Task prompt
Write the data out again, character for character, with no images.

Dataset listings of figures
—————
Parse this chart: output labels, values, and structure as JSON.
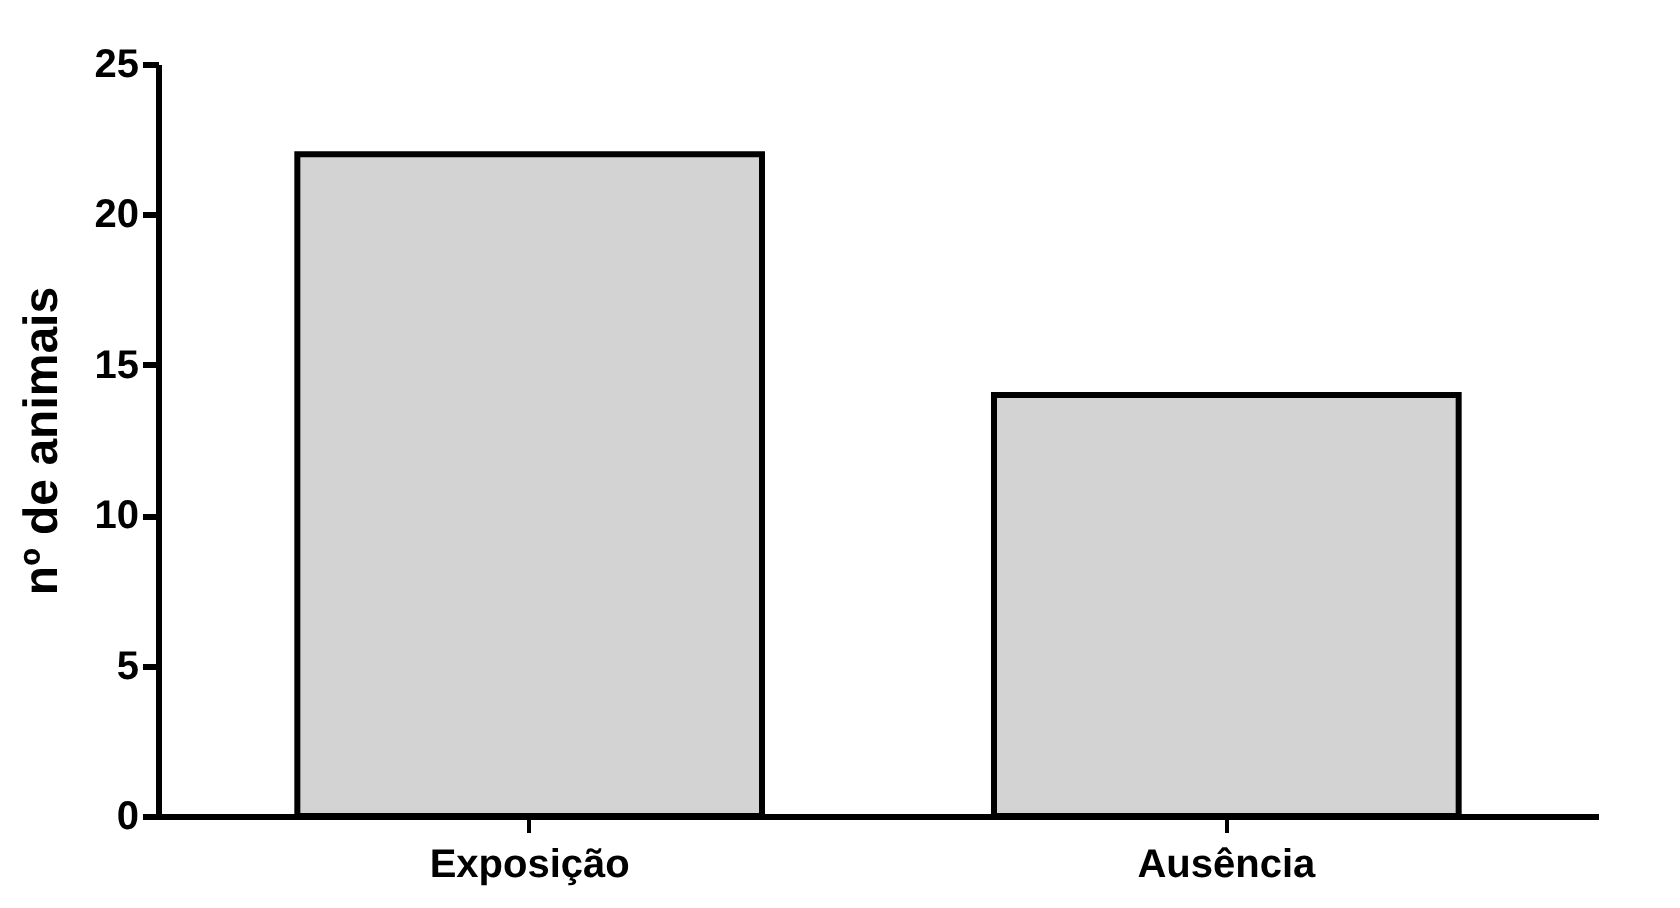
{
  "chart_data": {
    "type": "bar",
    "ylabel": "nº de animais",
    "categories": [
      "Exposição",
      "Ausência"
    ],
    "values": [
      22,
      14
    ],
    "color": "#d3d3d3",
    "ylim": [
      0,
      25
    ],
    "yticks": [
      0,
      5,
      10,
      15,
      20,
      25
    ],
    "grid": false
  }
}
—————
Written solution
Parse this chart: output labels, values, and structure as JSON.
{
  "chart_data": {
    "type": "bar",
    "ylabel": "nº de animais",
    "categories": [
      "Exposição",
      "Ausência"
    ],
    "values": [
      22,
      14
    ],
    "color": "#d3d3d3",
    "ylim": [
      0,
      25
    ],
    "yticks": [
      0,
      5,
      10,
      15,
      20,
      25
    ],
    "grid": false
  }
}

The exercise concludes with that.